**OBJECTIVE**.
Quote all of the data exactly as given. Skip every picture it contains.

[Items from a data source]
»»

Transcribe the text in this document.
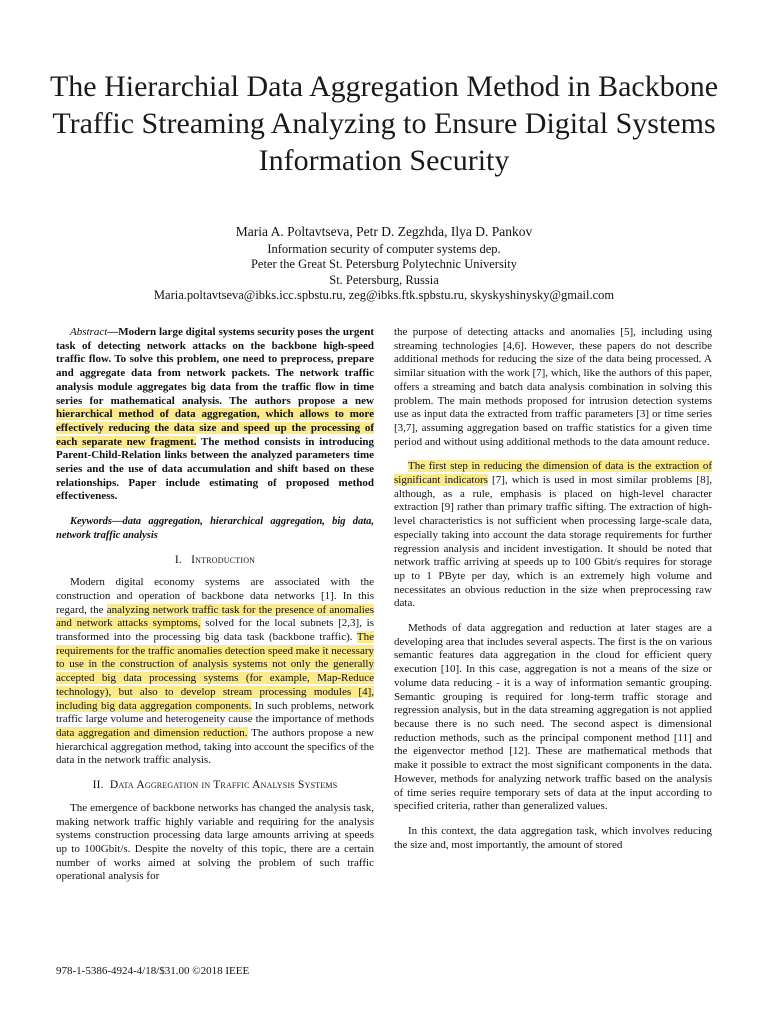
The Hierarchial Data Aggregation Method in Backbone Traffic Streaming Analyzing to Ensure Digital Systems Information Security
Maria A. Poltavtseva, Petr D. Zegzhda, Ilya D. Pankov
Information security of computer systems dep.
Peter the Great St. Petersburg Polytechnic University
St. Petersburg, Russia
Maria.poltavtseva@ibks.icc.spbstu.ru, zeg@ibks.ftk.spbstu.ru, skyskyshinysky@gmail.com

Abstract—Modern large digital systems security poses the urgent task of detecting network attacks on the backbone high-speed traffic flow. To solve this problem, one need to preprocess, prepare and aggregate data from network packets. The network traffic analysis module aggregates big data from the traffic flow in time series for mathematical analysis. The authors propose a new hierarchical method of data aggregation, which allows to more effectively reducing the data size and speed up the processing of each separate new fragment. The method consists in introducing Parent-Child-Relation links between the analyzed parameters time series and the use of data accumulation and shift based on these relationships. Paper include estimating of proposed method effectiveness.

Keywords—data aggregation, hierarchical aggregation, big data, network traffic analysis

I. Introduction

Modern digital economy systems are associated with the construction and operation of backbone data networks [1]. In this regard, the analyzing network traffic task for the presence of anomalies and network attacks symptoms, solved for the local subnets [2,3], is transformed into the processing big data task (backbone traffic). The requirements for the traffic anomalies detection speed make it necessary to use in the construction of analysis systems not only the generally accepted big data processing systems (for example, Map-Reduce technology), but also to develop stream processing modules [4], including big data aggregation components. In such problems, network traffic large volume and heterogeneity cause the importance of methods data aggregation and dimension reduction. The authors propose a new hierarchical aggregation method, taking into account the specifics of the data in the network traffic analysis.

II. Data Aggregation in Traffic Analysis Systems

The emergence of backbone networks has changed the analysis task, making network traffic highly variable and requiring for the analysis systems construction processing data large amounts arriving at speeds up to 100Gbit/s. Despite the novelty of this topic, there are a certain number of works aimed at solving the problem of such traffic operational analysis for

the purpose of detecting attacks and anomalies [5], including using streaming technologies [4,6]. However, these papers do not describe additional methods for reducing the size of the data being processed. A similar situation with the work [7], which, like the authors of this paper, offers a streaming and batch data analysis combination in solving this problem. The main methods proposed for intrusion detection systems use as input data the extracted from traffic parameters [3] or time series [3,7], assuming aggregation based on traffic statistics for a given time period and without using additional methods to the data amount reduce.

The first step in reducing the dimension of data is the extraction of significant indicators [7], which is used in most similar problems [8], although, as a rule, emphasis is placed on high-level character extraction [9] rather than primary traffic sifting. The extraction of high-level characteristics is not sufficient when processing large-scale data, especially taking into account the data storage requirements for further regression analysis and incident investigation. It should be noted that network traffic arriving at speeds up to 100 Gbit/s requires for storage up to 1 PByte per day, which is an extremely high volume and necessitates an obvious reduction in the size when preprocessing raw data.

Methods of data aggregation and reduction at later stages are a developing area that includes several aspects. The first is the on various semantic features data aggregation in the cloud for efficient query execution [10]. In this case, aggregation is not a means of the size or volume data reducing - it is a way of information semantic grouping. Semantic grouping is required for long-term traffic storage and regression analysis, but in the data streaming aggregation is not applied because there is no such need. The second aspect is dimensional reduction methods, such as the principal component method [11] and the eigenvector method [12]. These are mathematical methods that make it possible to extract the most significant components in the data. However, methods for analyzing network traffic based on the analysis of time series require temporary sets of data at the input according to specified criteria, rather than generalized values.

In this context, the data aggregation task, which involves reducing the size and, most importantly, the amount of stored

978-1-5386-4924-4/18/$31.00 ©2018 IEEE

««

**CORRECT OUTPUT**.
Transcribe the text in this document.
The Hierarchial Data Aggregation Method in Backbone Traffic Streaming Analyzing to Ensure Digital Systems Information Security
Maria A. Poltavtseva, Petr D. Zegzhda, Ilya D. Pankov
Information security of computer systems dep.
Peter the Great St. Petersburg Polytechnic University
St. Petersburg, Russia
Maria.poltavtseva@ibks.icc.spbstu.ru, zeg@ibks.ftk.spbstu.ru, skyskyshinysky@gmail.com

Abstract—Modern large digital systems security poses the urgent task of detecting network attacks on the backbone high-speed traffic flow. To solve this problem, one need to preprocess, prepare and aggregate data from network packets. The network traffic analysis module aggregates big data from the traffic flow in time series for mathematical analysis. The authors propose a new hierarchical method of data aggregation, which allows to more effectively reducing the data size and speed up the processing of each separate new fragment. The method consists in introducing Parent-Child-Relation links between the analyzed parameters time series and the use of data accumulation and shift based on these relationships. Paper include estimating of proposed method effectiveness.

Keywords—data aggregation, hierarchical aggregation, big data, network traffic analysis

I. Introduction

Modern digital economy systems are associated with the construction and operation of backbone data networks [1]. In this regard, the analyzing network traffic task for the presence of anomalies and network attacks symptoms, solved for the local subnets [2,3], is transformed into the processing big data task (backbone traffic). The requirements for the traffic anomalies detection speed make it necessary to use in the construction of analysis systems not only the generally accepted big data processing systems (for example, Map-Reduce technology), but also to develop stream processing modules [4], including big data aggregation components. In such problems, network traffic large volume and heterogeneity cause the importance of methods data aggregation and dimension reduction. The authors propose a new hierarchical aggregation method, taking into account the specifics of the data in the network traffic analysis.

II. Data Aggregation in Traffic Analysis Systems

The emergence of backbone networks has changed the analysis task, making network traffic highly variable and requiring for the analysis systems construction processing data large amounts arriving at speeds up to 100Gbit/s. Despite the novelty of this topic, there are a certain number of works aimed at solving the problem of such traffic operational analysis for

the purpose of detecting attacks and anomalies [5], including using streaming technologies [4,6]. However, these papers do not describe additional methods for reducing the size of the data being processed. A similar situation with the work [7], which, like the authors of this paper, offers a streaming and batch data analysis combination in solving this problem. The main methods proposed for intrusion detection systems use as input data the extracted from traffic parameters [3] or time series [3,7], assuming aggregation based on traffic statistics for a given time period and without using additional methods to the data amount reduce.

The first step in reducing the dimension of data is the extraction of significant indicators [7], which is used in most similar problems [8], although, as a rule, emphasis is placed on high-level character extraction [9] rather than primary traffic sifting. The extraction of high-level characteristics is not sufficient when processing large-scale data, especially taking into account the data storage requirements for further regression analysis and incident investigation. It should be noted that network traffic arriving at speeds up to 100 Gbit/s requires for storage up to 1 PByte per day, which is an extremely high volume and necessitates an obvious reduction in the size when preprocessing raw data.

Methods of data aggregation and reduction at later stages are a developing area that includes several aspects. The first is the on various semantic features data aggregation in the cloud for efficient query execution [10]. In this case, aggregation is not a means of the size or volume data reducing - it is a way of information semantic grouping. Semantic grouping is required for long-term traffic storage and regression analysis, but in the data streaming aggregation is not applied because there is no such need. The second aspect is dimensional reduction methods, such as the principal component method [11] and the eigenvector method [12]. These are mathematical methods that make it possible to extract the most significant components in the data. However, methods for analyzing network traffic based on the analysis of time series require temporary sets of data at the input according to specified criteria, rather than generalized values.

In this context, the data aggregation task, which involves reducing the size and, most importantly, the amount of stored

978-1-5386-4924-4/18/$31.00 ©2018 IEEE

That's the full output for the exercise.